:: Directive ::
Which lines in the records below contain the word "went"? Copy each of them.

------------------------------------------------

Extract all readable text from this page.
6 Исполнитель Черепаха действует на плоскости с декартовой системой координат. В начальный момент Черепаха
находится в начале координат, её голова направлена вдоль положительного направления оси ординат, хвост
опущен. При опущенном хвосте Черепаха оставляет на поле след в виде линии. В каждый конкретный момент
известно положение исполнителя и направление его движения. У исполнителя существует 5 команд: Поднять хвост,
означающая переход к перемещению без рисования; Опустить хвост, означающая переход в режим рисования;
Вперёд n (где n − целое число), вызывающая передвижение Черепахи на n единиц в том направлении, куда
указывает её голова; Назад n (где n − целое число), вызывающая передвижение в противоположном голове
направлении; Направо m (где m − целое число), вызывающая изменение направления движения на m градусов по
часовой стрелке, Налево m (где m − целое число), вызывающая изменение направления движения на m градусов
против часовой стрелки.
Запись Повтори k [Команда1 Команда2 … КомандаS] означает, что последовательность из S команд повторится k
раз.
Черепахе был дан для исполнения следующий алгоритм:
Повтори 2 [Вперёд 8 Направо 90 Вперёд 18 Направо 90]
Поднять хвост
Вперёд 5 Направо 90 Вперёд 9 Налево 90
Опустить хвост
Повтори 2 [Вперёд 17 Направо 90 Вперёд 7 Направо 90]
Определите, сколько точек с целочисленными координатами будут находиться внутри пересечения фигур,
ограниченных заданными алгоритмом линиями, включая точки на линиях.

------------------------------------------------

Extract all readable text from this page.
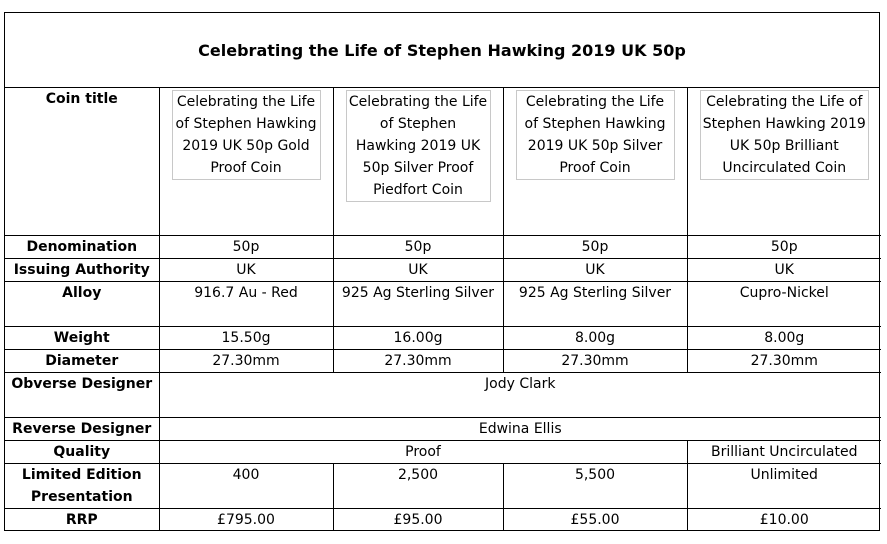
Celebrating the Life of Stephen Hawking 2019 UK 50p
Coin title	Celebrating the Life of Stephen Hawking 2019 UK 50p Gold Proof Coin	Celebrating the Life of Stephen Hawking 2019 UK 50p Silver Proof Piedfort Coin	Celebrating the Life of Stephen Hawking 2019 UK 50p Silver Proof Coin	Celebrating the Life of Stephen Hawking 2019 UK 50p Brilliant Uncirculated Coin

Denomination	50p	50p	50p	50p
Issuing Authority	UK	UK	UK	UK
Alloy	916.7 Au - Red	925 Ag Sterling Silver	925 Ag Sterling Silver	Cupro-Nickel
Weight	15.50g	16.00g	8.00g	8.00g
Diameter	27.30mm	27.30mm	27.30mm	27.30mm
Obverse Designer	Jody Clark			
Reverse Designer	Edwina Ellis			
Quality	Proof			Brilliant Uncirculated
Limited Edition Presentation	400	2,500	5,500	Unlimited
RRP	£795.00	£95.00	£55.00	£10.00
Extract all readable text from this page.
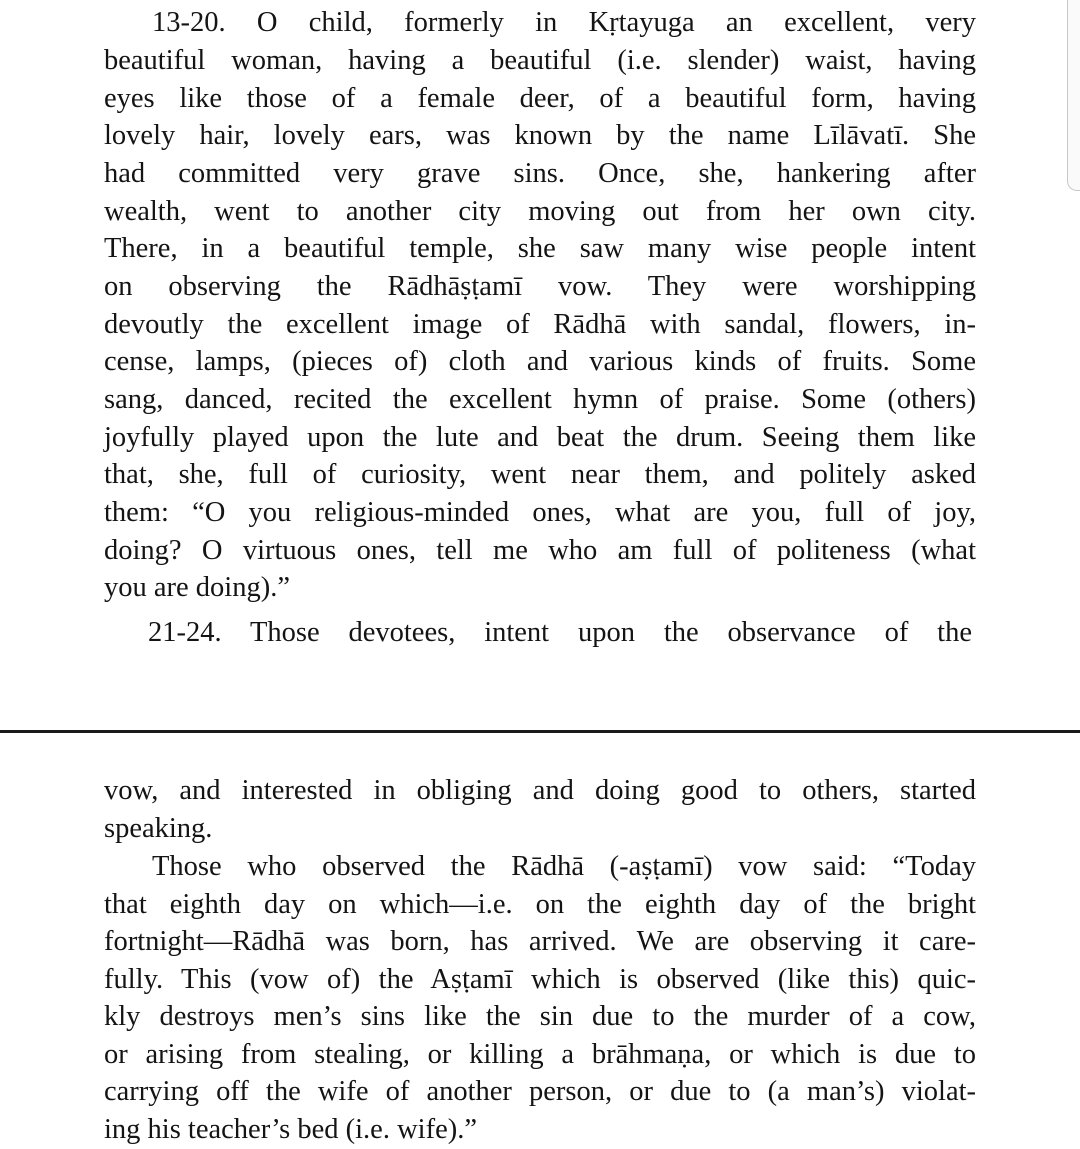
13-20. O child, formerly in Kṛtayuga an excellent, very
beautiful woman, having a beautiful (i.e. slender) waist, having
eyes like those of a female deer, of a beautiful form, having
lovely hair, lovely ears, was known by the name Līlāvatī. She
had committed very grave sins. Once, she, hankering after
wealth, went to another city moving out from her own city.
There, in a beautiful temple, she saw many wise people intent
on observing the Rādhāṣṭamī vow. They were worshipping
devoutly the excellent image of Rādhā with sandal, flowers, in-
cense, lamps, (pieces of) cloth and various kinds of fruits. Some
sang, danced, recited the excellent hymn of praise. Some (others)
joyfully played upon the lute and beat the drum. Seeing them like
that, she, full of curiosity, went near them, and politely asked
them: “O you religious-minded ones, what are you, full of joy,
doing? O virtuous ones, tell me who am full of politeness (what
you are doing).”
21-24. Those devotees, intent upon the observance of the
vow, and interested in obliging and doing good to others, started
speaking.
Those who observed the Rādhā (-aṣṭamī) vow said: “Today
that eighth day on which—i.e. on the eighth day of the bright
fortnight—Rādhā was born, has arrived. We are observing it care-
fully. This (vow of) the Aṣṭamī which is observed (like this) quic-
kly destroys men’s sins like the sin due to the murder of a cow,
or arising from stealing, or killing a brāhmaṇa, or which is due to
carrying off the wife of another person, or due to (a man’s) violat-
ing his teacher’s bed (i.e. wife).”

------------------------------------------------

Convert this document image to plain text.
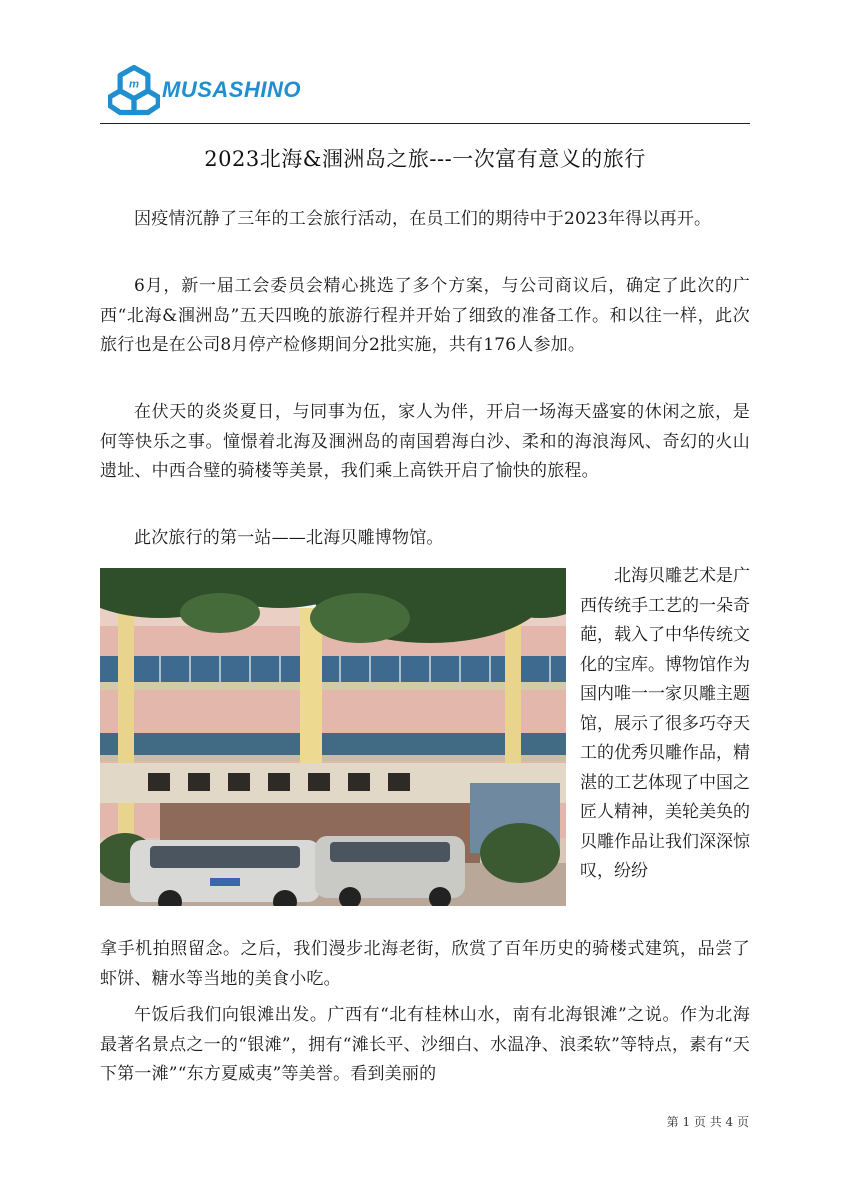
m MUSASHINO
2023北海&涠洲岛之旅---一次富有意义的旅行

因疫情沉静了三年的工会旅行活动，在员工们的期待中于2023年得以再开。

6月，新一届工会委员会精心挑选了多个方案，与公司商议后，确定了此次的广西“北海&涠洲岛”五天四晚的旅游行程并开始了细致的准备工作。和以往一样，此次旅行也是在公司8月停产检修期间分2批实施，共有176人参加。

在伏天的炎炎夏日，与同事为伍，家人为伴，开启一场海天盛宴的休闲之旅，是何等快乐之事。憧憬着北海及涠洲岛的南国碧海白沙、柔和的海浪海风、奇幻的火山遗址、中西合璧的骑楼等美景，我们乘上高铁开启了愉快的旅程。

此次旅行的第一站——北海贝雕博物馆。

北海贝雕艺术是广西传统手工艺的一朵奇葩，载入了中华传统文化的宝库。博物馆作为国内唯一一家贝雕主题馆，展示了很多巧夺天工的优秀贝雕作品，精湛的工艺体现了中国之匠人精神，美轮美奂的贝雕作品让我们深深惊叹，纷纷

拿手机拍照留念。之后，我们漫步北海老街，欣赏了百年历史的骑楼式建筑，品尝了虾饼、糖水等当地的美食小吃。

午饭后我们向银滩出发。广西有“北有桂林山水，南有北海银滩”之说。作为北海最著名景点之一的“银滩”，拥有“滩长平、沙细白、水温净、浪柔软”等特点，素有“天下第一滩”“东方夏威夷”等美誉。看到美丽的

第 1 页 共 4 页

------------------------------------------------

:: Exercise answer ::
wealth, went to another city moving out from her own city.
that, she, full of curiosity, went near them, and politely asked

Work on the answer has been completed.